Figure collection entries:

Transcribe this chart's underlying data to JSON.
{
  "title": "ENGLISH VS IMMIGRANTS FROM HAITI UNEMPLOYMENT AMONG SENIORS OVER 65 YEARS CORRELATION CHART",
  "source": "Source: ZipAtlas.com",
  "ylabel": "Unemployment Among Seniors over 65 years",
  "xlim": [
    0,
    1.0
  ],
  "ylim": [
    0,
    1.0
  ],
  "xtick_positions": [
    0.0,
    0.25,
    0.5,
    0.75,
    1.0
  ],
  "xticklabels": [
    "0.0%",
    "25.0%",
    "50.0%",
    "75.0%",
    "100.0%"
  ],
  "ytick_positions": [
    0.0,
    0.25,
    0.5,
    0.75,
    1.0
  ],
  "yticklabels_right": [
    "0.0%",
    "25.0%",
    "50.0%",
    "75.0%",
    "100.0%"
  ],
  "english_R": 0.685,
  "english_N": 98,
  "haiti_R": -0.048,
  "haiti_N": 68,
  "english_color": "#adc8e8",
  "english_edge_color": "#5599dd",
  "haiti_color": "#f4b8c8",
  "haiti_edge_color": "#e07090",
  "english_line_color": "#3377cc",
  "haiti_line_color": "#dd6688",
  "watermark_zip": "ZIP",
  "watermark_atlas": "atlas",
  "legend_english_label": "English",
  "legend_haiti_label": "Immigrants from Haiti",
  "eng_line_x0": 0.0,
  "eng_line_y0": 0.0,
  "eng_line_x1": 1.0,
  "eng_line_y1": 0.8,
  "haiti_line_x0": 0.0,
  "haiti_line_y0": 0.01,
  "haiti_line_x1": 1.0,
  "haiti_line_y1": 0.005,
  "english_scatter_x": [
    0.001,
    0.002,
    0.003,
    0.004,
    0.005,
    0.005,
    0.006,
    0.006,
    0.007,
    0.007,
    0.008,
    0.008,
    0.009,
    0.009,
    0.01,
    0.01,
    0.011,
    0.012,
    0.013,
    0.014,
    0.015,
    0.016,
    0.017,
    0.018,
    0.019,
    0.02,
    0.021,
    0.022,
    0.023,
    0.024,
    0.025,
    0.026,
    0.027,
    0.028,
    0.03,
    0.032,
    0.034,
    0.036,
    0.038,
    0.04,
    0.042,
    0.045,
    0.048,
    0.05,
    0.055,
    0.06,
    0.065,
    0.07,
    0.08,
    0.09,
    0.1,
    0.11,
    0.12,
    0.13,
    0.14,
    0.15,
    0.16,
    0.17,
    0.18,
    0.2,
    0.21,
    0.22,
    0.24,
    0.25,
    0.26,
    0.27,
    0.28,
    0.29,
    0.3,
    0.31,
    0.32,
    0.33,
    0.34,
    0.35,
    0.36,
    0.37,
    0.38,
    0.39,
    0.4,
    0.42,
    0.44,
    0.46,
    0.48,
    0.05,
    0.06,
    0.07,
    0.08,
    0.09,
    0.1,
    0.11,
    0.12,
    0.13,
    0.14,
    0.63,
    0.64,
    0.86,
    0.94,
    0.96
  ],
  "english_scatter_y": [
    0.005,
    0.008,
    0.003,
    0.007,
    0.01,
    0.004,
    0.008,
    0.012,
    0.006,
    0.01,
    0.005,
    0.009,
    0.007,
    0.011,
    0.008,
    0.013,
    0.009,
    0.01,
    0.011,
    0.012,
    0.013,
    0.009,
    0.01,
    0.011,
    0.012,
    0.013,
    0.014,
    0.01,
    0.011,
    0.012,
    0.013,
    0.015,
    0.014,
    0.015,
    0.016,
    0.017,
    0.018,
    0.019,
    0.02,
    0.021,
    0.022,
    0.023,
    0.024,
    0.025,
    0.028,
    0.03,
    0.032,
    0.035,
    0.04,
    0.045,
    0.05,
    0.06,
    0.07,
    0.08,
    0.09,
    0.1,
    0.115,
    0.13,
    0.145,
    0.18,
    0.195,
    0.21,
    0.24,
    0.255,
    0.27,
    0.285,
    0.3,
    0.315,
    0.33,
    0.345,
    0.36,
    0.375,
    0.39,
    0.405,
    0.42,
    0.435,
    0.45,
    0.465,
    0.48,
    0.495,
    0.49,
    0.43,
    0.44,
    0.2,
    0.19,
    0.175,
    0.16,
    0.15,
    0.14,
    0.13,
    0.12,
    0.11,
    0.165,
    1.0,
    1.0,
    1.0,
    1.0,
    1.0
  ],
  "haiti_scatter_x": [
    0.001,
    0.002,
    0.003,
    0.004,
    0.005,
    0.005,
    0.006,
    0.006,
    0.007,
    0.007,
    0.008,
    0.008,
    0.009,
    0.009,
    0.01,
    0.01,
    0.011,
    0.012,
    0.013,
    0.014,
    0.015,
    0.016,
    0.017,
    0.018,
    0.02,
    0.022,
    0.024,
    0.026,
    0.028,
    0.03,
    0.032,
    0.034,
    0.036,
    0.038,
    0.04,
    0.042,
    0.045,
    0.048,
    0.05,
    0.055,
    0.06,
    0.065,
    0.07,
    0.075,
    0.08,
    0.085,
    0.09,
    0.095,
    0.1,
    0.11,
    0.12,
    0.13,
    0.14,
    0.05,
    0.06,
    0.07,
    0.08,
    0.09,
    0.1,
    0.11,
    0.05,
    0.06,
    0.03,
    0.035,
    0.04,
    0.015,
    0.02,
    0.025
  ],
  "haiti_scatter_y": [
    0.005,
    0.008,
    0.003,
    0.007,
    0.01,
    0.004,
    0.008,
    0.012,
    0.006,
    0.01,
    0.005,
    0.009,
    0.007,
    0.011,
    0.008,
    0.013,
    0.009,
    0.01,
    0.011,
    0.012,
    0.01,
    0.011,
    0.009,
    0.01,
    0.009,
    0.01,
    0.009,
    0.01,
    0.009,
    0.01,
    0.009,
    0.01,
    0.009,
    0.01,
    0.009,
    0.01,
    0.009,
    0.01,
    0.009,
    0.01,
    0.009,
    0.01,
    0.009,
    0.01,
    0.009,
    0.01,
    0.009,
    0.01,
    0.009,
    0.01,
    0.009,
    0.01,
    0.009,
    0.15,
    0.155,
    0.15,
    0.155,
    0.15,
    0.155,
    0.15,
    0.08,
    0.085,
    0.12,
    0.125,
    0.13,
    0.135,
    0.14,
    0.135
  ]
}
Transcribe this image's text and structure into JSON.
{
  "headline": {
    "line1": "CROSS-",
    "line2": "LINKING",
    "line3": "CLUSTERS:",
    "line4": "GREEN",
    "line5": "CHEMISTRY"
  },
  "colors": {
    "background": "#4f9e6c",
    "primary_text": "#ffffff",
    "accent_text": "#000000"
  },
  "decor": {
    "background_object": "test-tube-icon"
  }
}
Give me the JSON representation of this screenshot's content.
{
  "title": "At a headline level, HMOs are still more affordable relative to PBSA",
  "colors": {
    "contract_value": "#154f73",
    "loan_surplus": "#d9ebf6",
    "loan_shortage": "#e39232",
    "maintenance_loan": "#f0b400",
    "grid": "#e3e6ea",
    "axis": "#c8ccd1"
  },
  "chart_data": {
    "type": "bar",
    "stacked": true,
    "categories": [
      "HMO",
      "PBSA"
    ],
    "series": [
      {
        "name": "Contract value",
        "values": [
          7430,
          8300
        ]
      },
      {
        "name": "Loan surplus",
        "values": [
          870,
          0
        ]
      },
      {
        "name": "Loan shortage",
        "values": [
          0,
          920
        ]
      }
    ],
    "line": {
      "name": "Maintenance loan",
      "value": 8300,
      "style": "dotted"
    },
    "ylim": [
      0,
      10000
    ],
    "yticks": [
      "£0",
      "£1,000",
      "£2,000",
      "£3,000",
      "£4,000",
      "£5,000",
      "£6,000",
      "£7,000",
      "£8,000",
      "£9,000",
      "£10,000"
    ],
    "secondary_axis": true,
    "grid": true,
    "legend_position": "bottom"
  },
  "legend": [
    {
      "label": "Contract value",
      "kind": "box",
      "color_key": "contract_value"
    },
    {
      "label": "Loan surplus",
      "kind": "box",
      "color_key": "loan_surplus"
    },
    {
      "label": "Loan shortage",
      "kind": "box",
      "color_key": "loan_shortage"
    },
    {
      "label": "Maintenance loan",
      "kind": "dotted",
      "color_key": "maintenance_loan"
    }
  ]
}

_Written instruction_.
Out of the records, collect only those lines that contain the string "headline".

_Solution to the exercise_.
  "headline": {
  "title": "At a headline level, HMOs are still more affordable relative to PBSA",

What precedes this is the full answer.